begin DATASET ENTRIES

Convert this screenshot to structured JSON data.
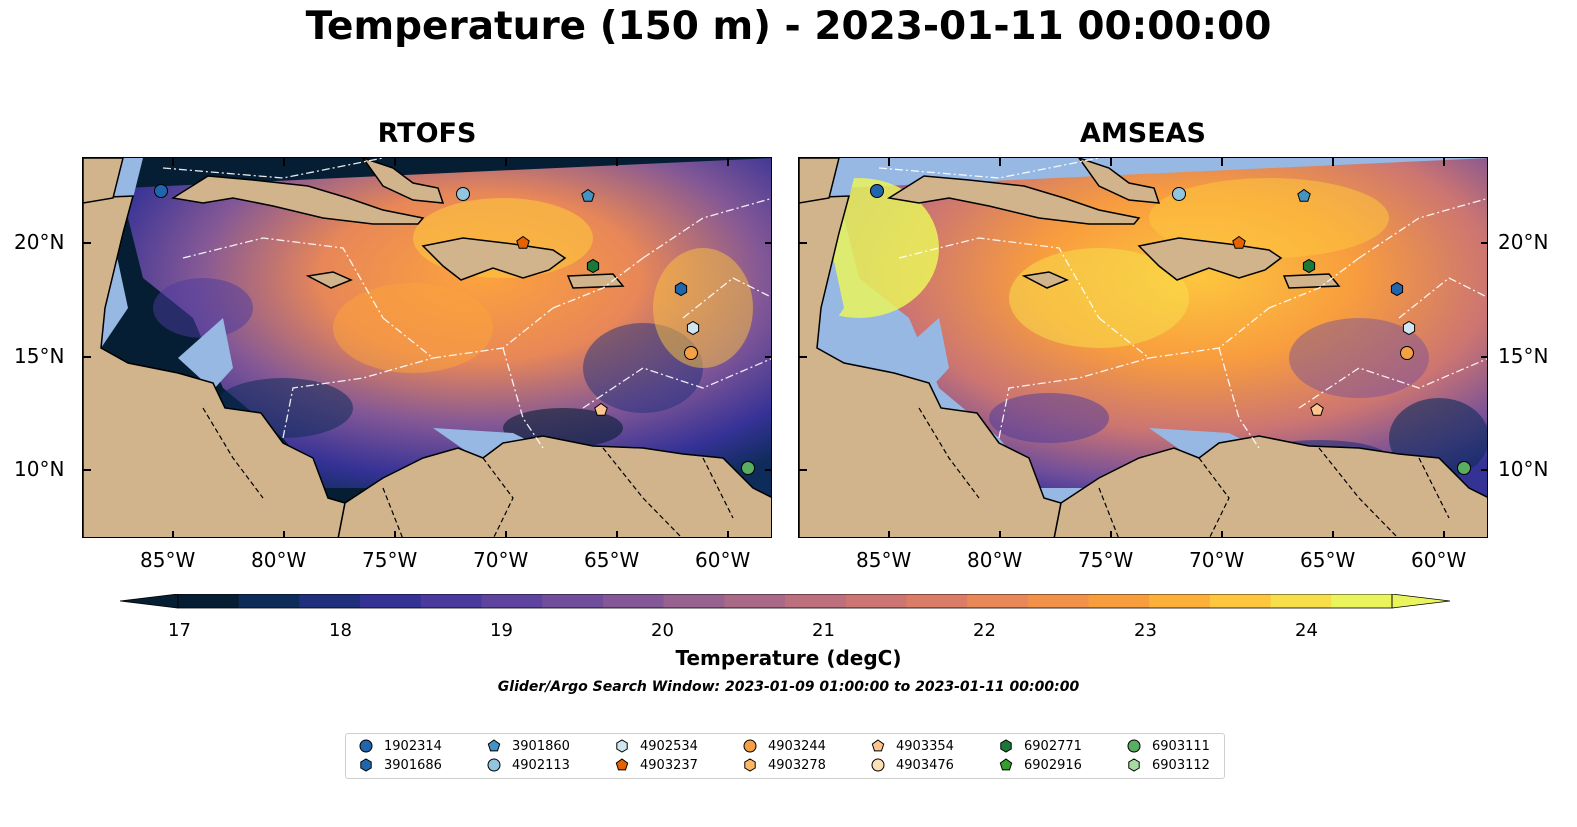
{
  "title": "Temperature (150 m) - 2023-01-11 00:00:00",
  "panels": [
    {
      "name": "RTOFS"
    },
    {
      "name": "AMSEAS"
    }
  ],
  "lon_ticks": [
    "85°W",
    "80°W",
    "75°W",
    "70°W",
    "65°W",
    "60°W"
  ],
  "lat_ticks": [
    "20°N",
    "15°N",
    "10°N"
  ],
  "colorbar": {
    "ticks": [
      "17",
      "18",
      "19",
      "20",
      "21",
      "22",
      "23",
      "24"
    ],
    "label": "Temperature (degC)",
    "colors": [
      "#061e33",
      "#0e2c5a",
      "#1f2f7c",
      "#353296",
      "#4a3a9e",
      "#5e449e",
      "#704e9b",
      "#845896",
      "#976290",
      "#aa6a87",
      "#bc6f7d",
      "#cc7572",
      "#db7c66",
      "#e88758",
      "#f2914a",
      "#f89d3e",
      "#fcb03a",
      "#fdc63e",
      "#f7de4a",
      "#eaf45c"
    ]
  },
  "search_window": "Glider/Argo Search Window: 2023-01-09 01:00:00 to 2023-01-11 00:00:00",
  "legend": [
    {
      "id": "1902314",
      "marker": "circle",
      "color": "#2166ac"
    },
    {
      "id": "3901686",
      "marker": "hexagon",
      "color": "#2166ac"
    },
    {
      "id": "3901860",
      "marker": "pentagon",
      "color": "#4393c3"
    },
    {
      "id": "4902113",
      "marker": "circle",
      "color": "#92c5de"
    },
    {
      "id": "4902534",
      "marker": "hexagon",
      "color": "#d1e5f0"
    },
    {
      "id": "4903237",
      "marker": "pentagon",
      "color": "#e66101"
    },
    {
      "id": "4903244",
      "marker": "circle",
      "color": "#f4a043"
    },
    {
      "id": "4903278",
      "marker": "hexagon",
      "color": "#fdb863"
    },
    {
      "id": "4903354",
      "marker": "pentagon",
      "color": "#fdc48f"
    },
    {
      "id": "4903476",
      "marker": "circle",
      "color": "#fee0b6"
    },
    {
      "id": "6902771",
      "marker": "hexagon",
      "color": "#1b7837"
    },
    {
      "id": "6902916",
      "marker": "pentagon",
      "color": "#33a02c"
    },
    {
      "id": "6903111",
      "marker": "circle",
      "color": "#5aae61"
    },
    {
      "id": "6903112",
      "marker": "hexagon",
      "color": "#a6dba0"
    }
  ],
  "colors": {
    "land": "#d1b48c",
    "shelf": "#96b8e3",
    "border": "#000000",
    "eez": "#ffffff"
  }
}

end DATASET ENTRIES

Copy each line in the data that holds the word "Temperature".

* **SOLUTION BELOW**
  "title": "Temperature (150 m) - 2023-01-11 00:00:00",
    "label": "Temperature (degC)",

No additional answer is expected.